Aim of the exercise »
Can you write out all the lines word for word, with no pictures?

Excerpts from a figure dataset »

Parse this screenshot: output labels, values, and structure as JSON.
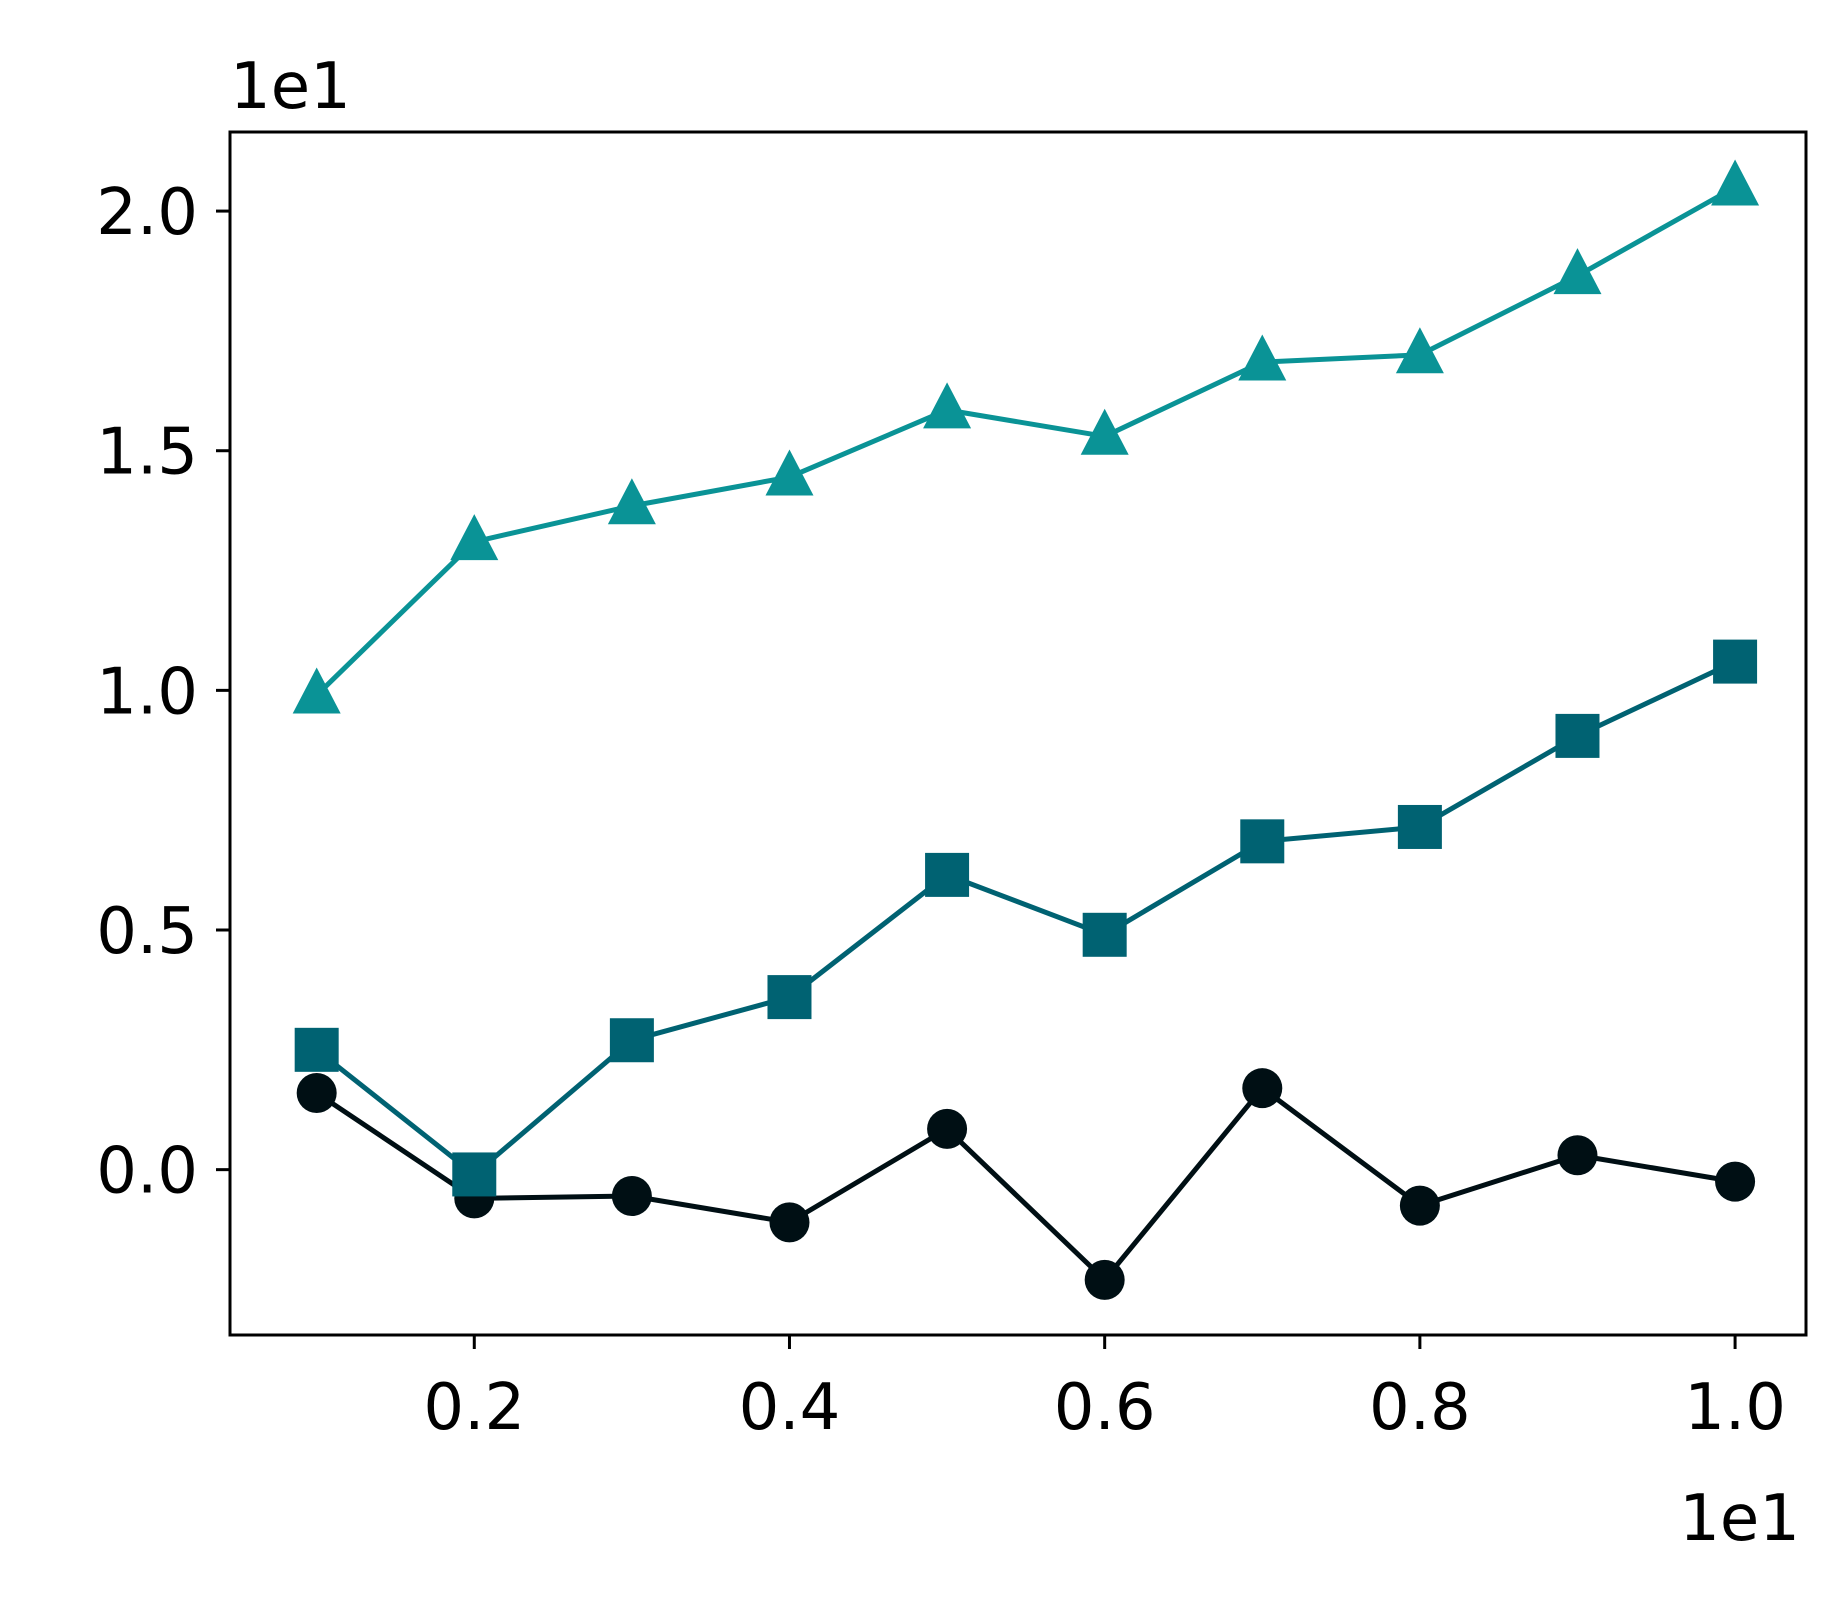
{
  "chart_data": {
    "type": "line",
    "x": [
      0.1,
      0.2,
      0.3,
      0.4,
      0.5,
      0.6,
      0.7,
      0.8,
      0.9,
      1.0
    ],
    "series": [
      {
        "values": [
          0.16,
          -0.06,
          -0.055,
          -0.11,
          0.085,
          -0.23,
          0.17,
          -0.075,
          0.03,
          -0.025
        ],
        "color": "#000f14",
        "marker": "circle"
      },
      {
        "values": [
          0.25,
          -0.01,
          0.27,
          0.36,
          0.615,
          0.49,
          0.685,
          0.715,
          0.905,
          1.06
        ],
        "color": "#006272",
        "marker": "square"
      },
      {
        "values": [
          0.99,
          1.31,
          1.385,
          1.445,
          1.585,
          1.53,
          1.685,
          1.7,
          1.865,
          2.05
        ],
        "color": "#0a9396",
        "marker": "triangle"
      }
    ],
    "xlim": [
      0.045,
      1.045
    ],
    "ylim": [
      -0.345,
      2.165
    ],
    "xticks": [
      0.2,
      0.4,
      0.6,
      0.8,
      1.0
    ],
    "xtick_labels": [
      "0.2",
      "0.4",
      "0.6",
      "0.8",
      "1.0"
    ],
    "yticks": [
      0.0,
      0.5,
      1.0,
      1.5,
      2.0
    ],
    "ytick_labels": [
      "0.0",
      "0.5",
      "1.0",
      "1.5",
      "2.0"
    ],
    "x_offset_label": "1e1",
    "y_offset_label": "1e1",
    "grid": false,
    "legend": "none"
  }
}
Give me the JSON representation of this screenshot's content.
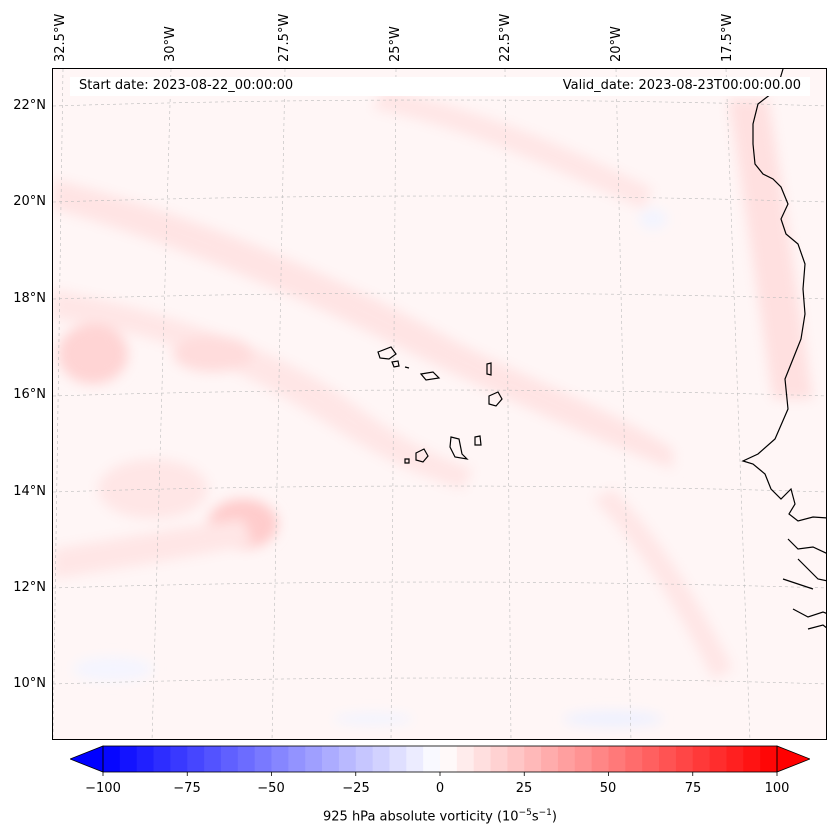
{
  "map": {
    "start_date": "Start date: 2023-08-22_00:00:00",
    "valid_date": "Valid_date: 2023-08-23T00:00:00.00",
    "lon_labels": [
      "32.5°W",
      "30°W",
      "27.5°W",
      "25°W",
      "22.5°W",
      "20°W",
      "17.5°W"
    ],
    "lat_labels": [
      "22°N",
      "20°N",
      "18°N",
      "16°N",
      "14°N",
      "12°N",
      "10°N"
    ],
    "variable": "925 hPa absolute vorticity",
    "units_prefix": "(10",
    "units_exp1": "−5",
    "units_mid": "s",
    "units_exp2": "−1",
    "units_suffix": ")"
  },
  "colorbar": {
    "ticks": [
      "−100",
      "−75",
      "−50",
      "−25",
      "0",
      "25",
      "50",
      "75",
      "100"
    ],
    "min": -100,
    "max": 100,
    "low_color": "#0000ff",
    "mid_color": "#ffffff",
    "high_color": "#ff0000",
    "levels": 40
  },
  "colors": {
    "background_field": "#fff6f6",
    "positive_light": "#ffe2e2",
    "positive_mid": "#ffcccc",
    "negative_light": "#f2f4ff",
    "coastline": "#000000",
    "gridline": "#bbbbbb"
  }
}
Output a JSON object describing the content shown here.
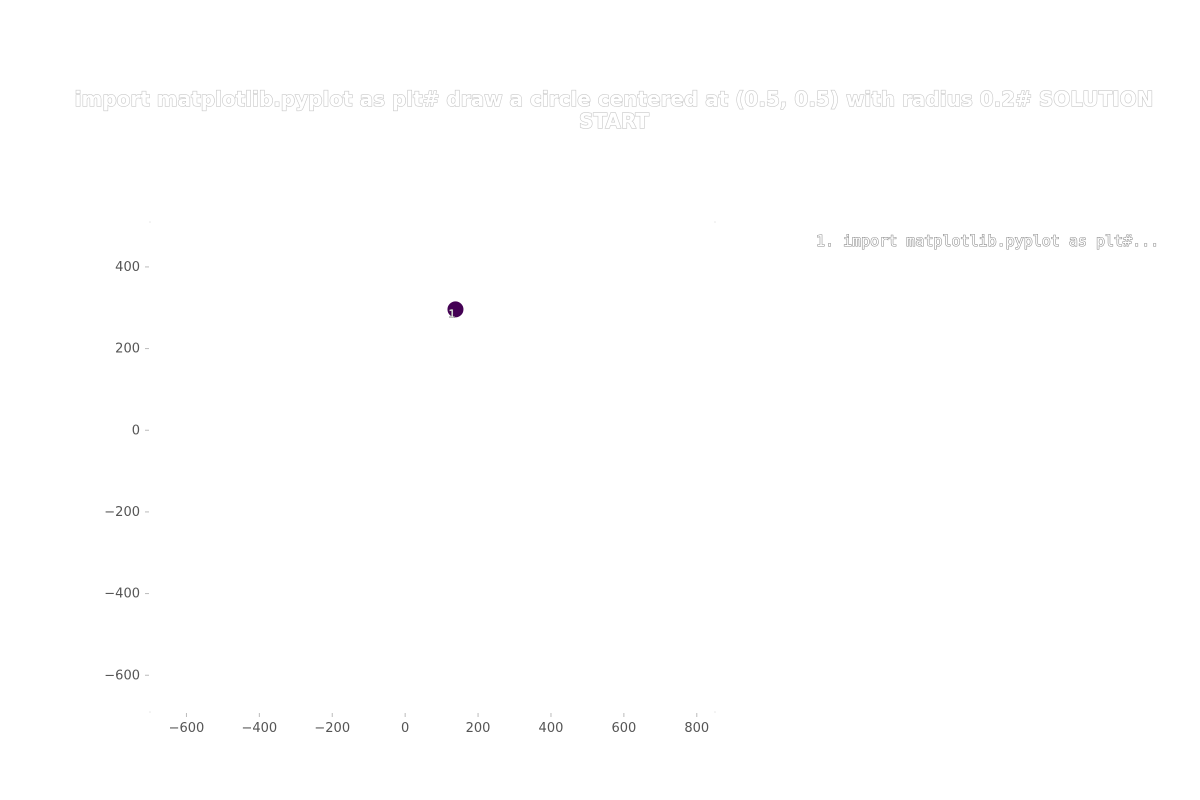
{
  "chart_data": {
    "type": "scatter",
    "title_lines": [
      "import matplotlib.pyplot as plt# draw a circle centered at (0.5, 0.5) with radius 0.2# SOLUTION",
      "START"
    ],
    "xlim": [
      -700,
      850
    ],
    "ylim": [
      -690,
      510
    ],
    "xticks": [
      -600,
      -400,
      -200,
      0,
      200,
      400,
      600,
      800
    ],
    "yticks": [
      -600,
      -400,
      -200,
      0,
      200,
      400
    ],
    "xtick_labels": [
      "−600",
      "−400",
      "−200",
      "0",
      "200",
      "400",
      "600",
      "800"
    ],
    "ytick_labels": [
      "−600",
      "−400",
      "−200",
      "0",
      "200",
      "400"
    ],
    "points": [
      {
        "x": 138,
        "y": 296,
        "label": "1"
      }
    ],
    "legend": [
      "1. import matplotlib.pyplot as plt#..."
    ],
    "legend_placement": "right",
    "point_color": "#440154",
    "grid": false,
    "xlabel": "",
    "ylabel": ""
  }
}
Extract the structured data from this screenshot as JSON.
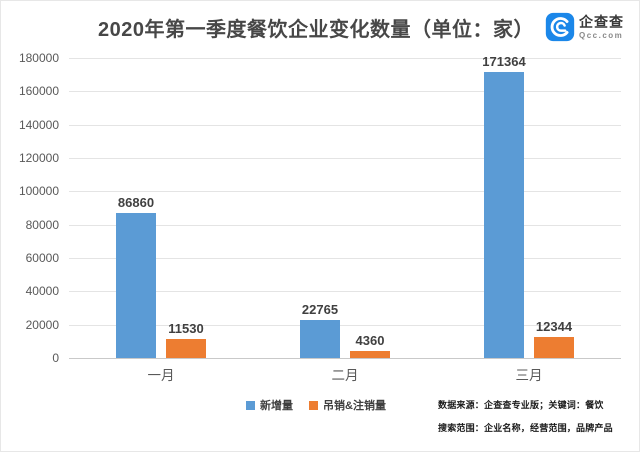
{
  "header": {
    "logo": {
      "brand": "企查查",
      "domain": "Qcc.com",
      "icon_color": "#1b87e9"
    }
  },
  "chart_data": {
    "type": "bar",
    "title": "2020年第一季度餐饮企业变化数量（单位：家）",
    "categories": [
      "一月",
      "二月",
      "三月"
    ],
    "series": [
      {
        "name": "新增量",
        "color": "#5B9BD5",
        "values": [
          86860,
          22765,
          171364
        ]
      },
      {
        "name": "吊销&注销量",
        "color": "#ED7D31",
        "values": [
          11530,
          4360,
          12344
        ]
      }
    ],
    "ylim": [
      0,
      180000
    ],
    "yticks": [
      0,
      20000,
      40000,
      60000,
      80000,
      100000,
      120000,
      140000,
      160000,
      180000
    ],
    "grid": true,
    "legend_position": "bottom"
  },
  "footnotes": {
    "line1": "数据来源：企查查专业版；关键词：餐饮",
    "line2": "搜索范围：企业名称，经营范围，品牌产品"
  }
}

Answer to this task »
Parse this screenshot: output labels, values, and structure as JSON.
{
  "chart_data": {
    "type": "line",
    "x": [
      0.1,
      0.2,
      0.3,
      0.4,
      0.5,
      0.6,
      0.7,
      0.8,
      0.9,
      1.0
    ],
    "series": [
      {
        "values": [
          0.16,
          -0.06,
          -0.055,
          -0.11,
          0.085,
          -0.23,
          0.17,
          -0.075,
          0.03,
          -0.025
        ],
        "color": "#000f14",
        "marker": "circle"
      },
      {
        "values": [
          0.25,
          -0.01,
          0.27,
          0.36,
          0.615,
          0.49,
          0.685,
          0.715,
          0.905,
          1.06
        ],
        "color": "#006272",
        "marker": "square"
      },
      {
        "values": [
          0.99,
          1.31,
          1.385,
          1.445,
          1.585,
          1.53,
          1.685,
          1.7,
          1.865,
          2.05
        ],
        "color": "#0a9396",
        "marker": "triangle"
      }
    ],
    "xlim": [
      0.045,
      1.045
    ],
    "ylim": [
      -0.345,
      2.165
    ],
    "xticks": [
      0.2,
      0.4,
      0.6,
      0.8,
      1.0
    ],
    "xtick_labels": [
      "0.2",
      "0.4",
      "0.6",
      "0.8",
      "1.0"
    ],
    "yticks": [
      0.0,
      0.5,
      1.0,
      1.5,
      2.0
    ],
    "ytick_labels": [
      "0.0",
      "0.5",
      "1.0",
      "1.5",
      "2.0"
    ],
    "x_offset_label": "1e1",
    "y_offset_label": "1e1",
    "grid": false,
    "legend": "none"
  }
}
Give me the JSON representation of this screenshot's content.
{
  "map": {
    "start_date": "Start date: 2023-08-22_00:00:00",
    "valid_date": "Valid_date: 2023-08-23T00:00:00.00",
    "lon_labels": [
      "32.5°W",
      "30°W",
      "27.5°W",
      "25°W",
      "22.5°W",
      "20°W",
      "17.5°W"
    ],
    "lat_labels": [
      "22°N",
      "20°N",
      "18°N",
      "16°N",
      "14°N",
      "12°N",
      "10°N"
    ],
    "variable": "925 hPa absolute vorticity",
    "units_prefix": "(10",
    "units_exp1": "−5",
    "units_mid": "s",
    "units_exp2": "−1",
    "units_suffix": ")"
  },
  "colorbar": {
    "ticks": [
      "−100",
      "−75",
      "−50",
      "−25",
      "0",
      "25",
      "50",
      "75",
      "100"
    ],
    "min": -100,
    "max": 100,
    "low_color": "#0000ff",
    "mid_color": "#ffffff",
    "high_color": "#ff0000",
    "levels": 40
  },
  "colors": {
    "background_field": "#fff6f6",
    "positive_light": "#ffe2e2",
    "positive_mid": "#ffcccc",
    "negative_light": "#f2f4ff",
    "coastline": "#000000",
    "gridline": "#bbbbbb"
  }
}
Output a JSON object describing the content shown here.
{
  "chart_data": {
    "type": "scatter",
    "title_lines": [
      "import matplotlib.pyplot as plt# draw a circle centered at (0.5, 0.5) with radius 0.2# SOLUTION",
      "START"
    ],
    "xlim": [
      -700,
      850
    ],
    "ylim": [
      -690,
      510
    ],
    "xticks": [
      -600,
      -400,
      -200,
      0,
      200,
      400,
      600,
      800
    ],
    "yticks": [
      -600,
      -400,
      -200,
      0,
      200,
      400
    ],
    "xtick_labels": [
      "−600",
      "−400",
      "−200",
      "0",
      "200",
      "400",
      "600",
      "800"
    ],
    "ytick_labels": [
      "−600",
      "−400",
      "−200",
      "0",
      "200",
      "400"
    ],
    "points": [
      {
        "x": 138,
        "y": 296,
        "label": "1"
      }
    ],
    "legend": [
      "1. import matplotlib.pyplot as plt#..."
    ],
    "legend_placement": "right",
    "point_color": "#440154",
    "grid": false,
    "xlabel": "",
    "ylabel": ""
  }
}
Extract the structured data from this screenshot as JSON.
{
  "header": {
    "logo": {
      "brand": "企查查",
      "domain": "Qcc.com",
      "icon_color": "#1b87e9"
    }
  },
  "chart_data": {
    "type": "bar",
    "title": "2020年第一季度餐饮企业变化数量（单位：家）",
    "categories": [
      "一月",
      "二月",
      "三月"
    ],
    "series": [
      {
        "name": "新增量",
        "color": "#5B9BD5",
        "values": [
          86860,
          22765,
          171364
        ]
      },
      {
        "name": "吊销&注销量",
        "color": "#ED7D31",
        "values": [
          11530,
          4360,
          12344
        ]
      }
    ],
    "ylim": [
      0,
      180000
    ],
    "yticks": [
      0,
      20000,
      40000,
      60000,
      80000,
      100000,
      120000,
      140000,
      160000,
      180000
    ],
    "grid": true,
    "legend_position": "bottom"
  },
  "footnotes": {
    "line1": "数据来源：企查查专业版；关键词：餐饮",
    "line2": "搜索范围：企业名称，经营范围，品牌产品"
  }
}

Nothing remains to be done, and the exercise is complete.